# Excerpt from a dataset
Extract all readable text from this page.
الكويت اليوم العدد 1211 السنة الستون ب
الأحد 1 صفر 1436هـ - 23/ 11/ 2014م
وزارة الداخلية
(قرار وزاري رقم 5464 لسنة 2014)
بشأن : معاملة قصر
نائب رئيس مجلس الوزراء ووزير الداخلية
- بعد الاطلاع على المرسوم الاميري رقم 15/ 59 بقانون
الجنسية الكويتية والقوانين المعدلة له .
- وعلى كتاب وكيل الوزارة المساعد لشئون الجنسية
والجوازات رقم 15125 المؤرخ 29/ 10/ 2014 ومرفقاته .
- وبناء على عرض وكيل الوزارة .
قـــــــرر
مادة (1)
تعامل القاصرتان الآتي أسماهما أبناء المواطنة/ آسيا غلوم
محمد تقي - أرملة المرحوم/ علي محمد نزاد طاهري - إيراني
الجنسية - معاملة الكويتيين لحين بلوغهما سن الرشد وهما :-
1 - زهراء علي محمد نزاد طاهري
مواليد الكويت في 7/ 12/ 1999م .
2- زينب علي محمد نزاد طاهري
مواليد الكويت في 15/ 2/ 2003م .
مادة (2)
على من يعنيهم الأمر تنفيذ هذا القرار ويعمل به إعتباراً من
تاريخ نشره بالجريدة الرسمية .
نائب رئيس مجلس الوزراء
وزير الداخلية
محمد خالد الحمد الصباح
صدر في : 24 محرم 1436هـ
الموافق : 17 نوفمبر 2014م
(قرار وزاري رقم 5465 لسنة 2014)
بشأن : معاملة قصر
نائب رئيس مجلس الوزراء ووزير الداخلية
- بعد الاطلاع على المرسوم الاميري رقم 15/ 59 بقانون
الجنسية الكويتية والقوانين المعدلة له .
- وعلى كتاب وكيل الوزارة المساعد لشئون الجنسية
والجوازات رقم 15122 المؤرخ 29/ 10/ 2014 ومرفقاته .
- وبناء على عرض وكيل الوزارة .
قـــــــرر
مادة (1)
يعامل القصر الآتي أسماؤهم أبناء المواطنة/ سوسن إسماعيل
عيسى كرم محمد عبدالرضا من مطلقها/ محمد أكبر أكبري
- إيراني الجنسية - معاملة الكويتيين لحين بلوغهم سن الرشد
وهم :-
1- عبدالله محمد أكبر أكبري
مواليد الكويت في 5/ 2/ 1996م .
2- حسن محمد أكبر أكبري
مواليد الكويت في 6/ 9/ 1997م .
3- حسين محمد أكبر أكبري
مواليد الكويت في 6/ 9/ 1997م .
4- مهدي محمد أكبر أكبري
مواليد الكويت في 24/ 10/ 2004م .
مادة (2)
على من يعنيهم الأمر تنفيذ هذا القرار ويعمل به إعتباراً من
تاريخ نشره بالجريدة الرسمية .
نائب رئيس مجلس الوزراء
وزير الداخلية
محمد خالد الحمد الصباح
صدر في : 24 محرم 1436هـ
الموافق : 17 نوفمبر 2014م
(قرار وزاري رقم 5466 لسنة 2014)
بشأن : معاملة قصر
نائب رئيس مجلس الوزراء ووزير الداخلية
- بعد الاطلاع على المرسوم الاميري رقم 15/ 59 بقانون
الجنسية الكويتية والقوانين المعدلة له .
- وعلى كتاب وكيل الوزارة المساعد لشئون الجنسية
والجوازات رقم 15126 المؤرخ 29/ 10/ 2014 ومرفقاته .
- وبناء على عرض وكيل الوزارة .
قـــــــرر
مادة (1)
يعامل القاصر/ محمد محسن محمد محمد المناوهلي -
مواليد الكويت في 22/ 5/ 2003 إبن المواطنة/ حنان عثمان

# Required task
Write the complete data out, exactly as above.

# Result for this task
Extract all readable text from this page.
الكويت اليوم العدد 1211 السنة الستون ب
الأحد 1 صفر 1436هـ - 23/ 11/ 2014م
وزارة الداخلية
(قرار وزاري رقم 5464 لسنة 2014)
بشأن : معاملة قصر
نائب رئيس مجلس الوزراء ووزير الداخلية
- بعد الاطلاع على المرسوم الاميري رقم 15/ 59 بقانون
الجنسية الكويتية والقوانين المعدلة له .
- وعلى كتاب وكيل الوزارة المساعد لشئون الجنسية
والجوازات رقم 15125 المؤرخ 29/ 10/ 2014 ومرفقاته .
- وبناء على عرض وكيل الوزارة .
قـــــــرر
مادة (1)
تعامل القاصرتان الآتي أسماهما أبناء المواطنة/ آسيا غلوم
محمد تقي - أرملة المرحوم/ علي محمد نزاد طاهري - إيراني
الجنسية - معاملة الكويتيين لحين بلوغهما سن الرشد وهما :-
1 - زهراء علي محمد نزاد طاهري
مواليد الكويت في 7/ 12/ 1999م .
2- زينب علي محمد نزاد طاهري
مواليد الكويت في 15/ 2/ 2003م .
مادة (2)
على من يعنيهم الأمر تنفيذ هذا القرار ويعمل به إعتباراً من
تاريخ نشره بالجريدة الرسمية .
نائب رئيس مجلس الوزراء
وزير الداخلية
محمد خالد الحمد الصباح
صدر في : 24 محرم 1436هـ
الموافق : 17 نوفمبر 2014م
(قرار وزاري رقم 5465 لسنة 2014)
بشأن : معاملة قصر
نائب رئيس مجلس الوزراء ووزير الداخلية
- بعد الاطلاع على المرسوم الاميري رقم 15/ 59 بقانون
الجنسية الكويتية والقوانين المعدلة له .
- وعلى كتاب وكيل الوزارة المساعد لشئون الجنسية
والجوازات رقم 15122 المؤرخ 29/ 10/ 2014 ومرفقاته .
- وبناء على عرض وكيل الوزارة .
قـــــــرر
مادة (1)
يعامل القصر الآتي أسماؤهم أبناء المواطنة/ سوسن إسماعيل
عيسى كرم محمد عبدالرضا من مطلقها/ محمد أكبر أكبري
- إيراني الجنسية - معاملة الكويتيين لحين بلوغهم سن الرشد
وهم :-
1- عبدالله محمد أكبر أكبري
مواليد الكويت في 5/ 2/ 1996م .
2- حسن محمد أكبر أكبري
مواليد الكويت في 6/ 9/ 1997م .
3- حسين محمد أكبر أكبري
مواليد الكويت في 6/ 9/ 1997م .
4- مهدي محمد أكبر أكبري
مواليد الكويت في 24/ 10/ 2004م .
مادة (2)
على من يعنيهم الأمر تنفيذ هذا القرار ويعمل به إعتباراً من
تاريخ نشره بالجريدة الرسمية .
نائب رئيس مجلس الوزراء
وزير الداخلية
محمد خالد الحمد الصباح
صدر في : 24 محرم 1436هـ
الموافق : 17 نوفمبر 2014م
(قرار وزاري رقم 5466 لسنة 2014)
بشأن : معاملة قصر
نائب رئيس مجلس الوزراء ووزير الداخلية
- بعد الاطلاع على المرسوم الاميري رقم 15/ 59 بقانون
الجنسية الكويتية والقوانين المعدلة له .
- وعلى كتاب وكيل الوزارة المساعد لشئون الجنسية
والجوازات رقم 15126 المؤرخ 29/ 10/ 2014 ومرفقاته .
- وبناء على عرض وكيل الوزارة .
قـــــــرر
مادة (1)
يعامل القاصر/ محمد محسن محمد محمد المناوهلي -
مواليد الكويت في 22/ 5/ 2003 إبن المواطنة/ حنان عثمان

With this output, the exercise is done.